Yang Perlu Dikerjakan:
1. Dalam artikel tentang takwa sebagai tujuan pendidikan, apa saja yang disebut sebagai nikmat dunia?
2. Kutip bagian artikel tentang takwa sebagai tujuan pendidikan mulai dari "Takwa | Pendidikan" sampai "didik akan dibawa.".

Teks Dokumen:
Perspektif

Takwa: Tujuan Asasi Pendidikan

3 Mins read

Takwa | Pendidikan diartikan sebagai usaha sadar yang di dalamnya tidak pernah lepas dari keterbatasan yang selalu melekat pada pendidik, peserta didik, interaksi pendidik, lingkungan, serta sarana pendidikan.

Peningkatan mutu pendidikan dirasakan sebagai suatu kebutuhan yang diperluhkan oleh anak bangsa. Dengan keyakinan bahwa pendidikan yang bermutu dapat menunjang pembangunan dalam segala bidang.

Dengan demikian, maka, perlu mengetahui tujuan dari pendidikan itu sendiri. Apa sebenarnya tujuan dari pendidikan tersebut? Hal ini yang perlu dipahami oleh para pendidik sehingga nantinya akan menentukan ke arah mana anak didik akan dibawa.

Surah Ali Imran ayat 15 merupakan landasan dari tujuan pendidikan. Ayat yang ada di dalamnya mengidentifikasikan ketakwaan seseorang adalah tujuan akhir pendidikan. Karena, dalam ayat sebelumnya, diceritakan terdapat orang-orang yang menjadikan nikmat duniawi sebagai tujuan hidup, apa sebenarnya nikmat duniawi itu?

Nikmat Dunia

Nikmat dunia yang dimaksud ini adalah harta, tahta, dan wanita. Dengan demikian, maka Allah SWT menegurnya dengan memberikan jalan yang lebih baik. Yaitu dengan menjadi orang yang bertakwa.

Di mana, dijelaskan dalam surah Ali Imran ayat 15 yang artinya:“Katakanlah, ingin kuberitahukan kepada kamu apa yang lebih baik dari yang demikian itu (perhiasan dunia)? Untuk orang-orang yang bertakwa, pada sisi Tuhan mereka ada surga yang mengalir sungai-sungai di bawahnya; mereka kekal di dalamnya. Dan (mereka dianugerahi) pasangan-pasangan yang disucikan serta keridhaan yang sangat besar bersumber dari Allah. Allah maha melihat hamba-hamba.Nya” (QS.Ali Imran: 15)

(Data sumber)
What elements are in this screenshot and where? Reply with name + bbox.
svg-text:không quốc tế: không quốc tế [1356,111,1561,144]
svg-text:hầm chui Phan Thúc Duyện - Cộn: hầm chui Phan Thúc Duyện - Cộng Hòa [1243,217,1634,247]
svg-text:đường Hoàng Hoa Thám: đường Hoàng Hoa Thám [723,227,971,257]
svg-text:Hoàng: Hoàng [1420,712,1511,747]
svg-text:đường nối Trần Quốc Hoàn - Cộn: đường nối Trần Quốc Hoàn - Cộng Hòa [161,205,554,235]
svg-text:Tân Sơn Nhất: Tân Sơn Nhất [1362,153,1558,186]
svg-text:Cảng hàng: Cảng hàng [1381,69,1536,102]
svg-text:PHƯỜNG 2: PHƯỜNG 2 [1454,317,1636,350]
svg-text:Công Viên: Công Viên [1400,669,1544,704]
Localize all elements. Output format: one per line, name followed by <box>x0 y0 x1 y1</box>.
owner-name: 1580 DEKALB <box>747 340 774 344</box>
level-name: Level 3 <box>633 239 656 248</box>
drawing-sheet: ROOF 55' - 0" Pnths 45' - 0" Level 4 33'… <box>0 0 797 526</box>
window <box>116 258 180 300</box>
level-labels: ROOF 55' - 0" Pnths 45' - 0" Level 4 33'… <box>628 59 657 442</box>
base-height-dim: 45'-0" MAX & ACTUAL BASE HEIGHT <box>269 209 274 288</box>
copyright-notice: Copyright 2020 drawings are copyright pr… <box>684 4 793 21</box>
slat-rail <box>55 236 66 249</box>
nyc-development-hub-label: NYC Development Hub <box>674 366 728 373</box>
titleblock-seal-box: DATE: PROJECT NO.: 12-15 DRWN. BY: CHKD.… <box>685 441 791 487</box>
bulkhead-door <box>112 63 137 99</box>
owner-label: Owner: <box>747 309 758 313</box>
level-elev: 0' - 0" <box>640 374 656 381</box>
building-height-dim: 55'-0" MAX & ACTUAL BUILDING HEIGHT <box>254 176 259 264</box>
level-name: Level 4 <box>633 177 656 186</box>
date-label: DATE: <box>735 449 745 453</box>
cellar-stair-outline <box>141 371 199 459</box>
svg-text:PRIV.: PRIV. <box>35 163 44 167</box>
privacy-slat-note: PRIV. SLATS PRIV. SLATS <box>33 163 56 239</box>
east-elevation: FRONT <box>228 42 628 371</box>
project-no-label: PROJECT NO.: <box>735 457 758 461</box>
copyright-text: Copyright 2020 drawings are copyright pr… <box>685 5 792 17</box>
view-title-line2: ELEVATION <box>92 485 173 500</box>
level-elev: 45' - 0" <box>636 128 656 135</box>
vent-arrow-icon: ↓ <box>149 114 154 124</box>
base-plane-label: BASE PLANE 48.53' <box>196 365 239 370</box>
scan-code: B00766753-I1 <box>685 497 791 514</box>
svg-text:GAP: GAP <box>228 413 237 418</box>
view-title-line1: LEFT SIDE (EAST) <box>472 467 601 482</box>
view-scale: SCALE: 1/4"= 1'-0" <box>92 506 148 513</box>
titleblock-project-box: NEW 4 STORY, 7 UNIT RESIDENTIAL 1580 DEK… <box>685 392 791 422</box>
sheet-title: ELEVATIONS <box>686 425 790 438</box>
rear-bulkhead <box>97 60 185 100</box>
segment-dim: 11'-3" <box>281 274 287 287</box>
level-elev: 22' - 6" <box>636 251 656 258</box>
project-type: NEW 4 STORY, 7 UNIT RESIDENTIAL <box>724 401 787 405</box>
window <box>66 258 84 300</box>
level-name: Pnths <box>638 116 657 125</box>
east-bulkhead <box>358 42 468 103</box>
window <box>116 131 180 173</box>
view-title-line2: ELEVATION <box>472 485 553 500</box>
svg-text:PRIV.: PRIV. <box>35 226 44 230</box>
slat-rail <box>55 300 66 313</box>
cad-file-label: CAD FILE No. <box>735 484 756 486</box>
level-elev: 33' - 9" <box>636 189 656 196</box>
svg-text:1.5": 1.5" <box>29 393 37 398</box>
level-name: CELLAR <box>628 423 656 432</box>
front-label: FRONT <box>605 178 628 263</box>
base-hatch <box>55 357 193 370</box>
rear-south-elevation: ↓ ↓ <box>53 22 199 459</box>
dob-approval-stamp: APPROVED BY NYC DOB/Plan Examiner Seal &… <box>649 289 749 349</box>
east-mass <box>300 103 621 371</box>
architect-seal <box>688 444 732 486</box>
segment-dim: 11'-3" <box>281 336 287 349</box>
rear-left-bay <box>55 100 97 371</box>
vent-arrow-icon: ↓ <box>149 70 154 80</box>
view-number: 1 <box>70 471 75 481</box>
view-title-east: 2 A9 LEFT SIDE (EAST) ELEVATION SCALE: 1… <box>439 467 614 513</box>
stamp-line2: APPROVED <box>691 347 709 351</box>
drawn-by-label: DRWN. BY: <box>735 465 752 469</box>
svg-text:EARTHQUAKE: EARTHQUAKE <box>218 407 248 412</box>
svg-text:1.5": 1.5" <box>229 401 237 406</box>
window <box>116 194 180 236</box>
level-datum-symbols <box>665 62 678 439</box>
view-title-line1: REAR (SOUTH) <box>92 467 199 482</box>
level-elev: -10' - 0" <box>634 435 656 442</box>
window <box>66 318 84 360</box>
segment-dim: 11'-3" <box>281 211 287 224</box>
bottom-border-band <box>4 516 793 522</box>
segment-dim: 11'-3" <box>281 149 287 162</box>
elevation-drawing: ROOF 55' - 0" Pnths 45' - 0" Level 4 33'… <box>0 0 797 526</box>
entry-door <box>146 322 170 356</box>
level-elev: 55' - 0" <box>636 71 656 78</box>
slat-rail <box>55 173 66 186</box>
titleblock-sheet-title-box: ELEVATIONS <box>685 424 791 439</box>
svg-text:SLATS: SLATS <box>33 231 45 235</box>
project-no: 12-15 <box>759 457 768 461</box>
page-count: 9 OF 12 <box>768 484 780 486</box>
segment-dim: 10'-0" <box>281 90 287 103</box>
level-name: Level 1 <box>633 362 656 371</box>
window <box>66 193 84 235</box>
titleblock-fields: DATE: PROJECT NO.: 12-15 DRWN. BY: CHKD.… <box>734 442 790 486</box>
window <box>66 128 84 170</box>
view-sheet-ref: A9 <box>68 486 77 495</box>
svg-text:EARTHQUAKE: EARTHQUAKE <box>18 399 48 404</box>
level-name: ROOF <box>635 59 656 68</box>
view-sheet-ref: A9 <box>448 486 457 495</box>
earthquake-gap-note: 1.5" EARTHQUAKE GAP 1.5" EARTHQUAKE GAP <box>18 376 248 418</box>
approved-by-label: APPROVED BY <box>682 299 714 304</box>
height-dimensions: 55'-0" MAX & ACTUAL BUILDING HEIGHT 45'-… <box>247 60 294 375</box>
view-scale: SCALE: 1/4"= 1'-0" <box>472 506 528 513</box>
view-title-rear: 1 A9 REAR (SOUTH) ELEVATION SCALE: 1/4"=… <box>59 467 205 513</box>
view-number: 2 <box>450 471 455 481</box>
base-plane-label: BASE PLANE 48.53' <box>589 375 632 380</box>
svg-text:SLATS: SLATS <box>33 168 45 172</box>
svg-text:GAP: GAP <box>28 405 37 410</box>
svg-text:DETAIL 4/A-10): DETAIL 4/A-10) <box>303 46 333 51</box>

Daftar Jawaban:
1. Harta, tahta, dan wanita.

2.
Takwa | Pendidikan diartikan sebagai usaha sadar yang di dalamnya tidak pernah lepas dari keterbatasan yang selalu melekat pada pendidik, peserta didik, interaksi pendidik, lingkungan, serta sarana pendidikan.

Peningkatan mutu pendidikan dirasakan sebagai suatu kebutuhan yang diperluhkan oleh anak bangsa. Dengan keyakinan bahwa pendidikan yang bermutu dapat menunjang pembangunan dalam segala bidang.

Dengan demikian, maka, perlu mengetahui tujuan dari pendidikan itu sendiri. Apa sebenarnya tujuan dari pendidikan tersebut? Hal ini yang perlu dipahami oleh para pendidik sehingga nantinya akan menentukan ke arah mana anak didik akan dibawa.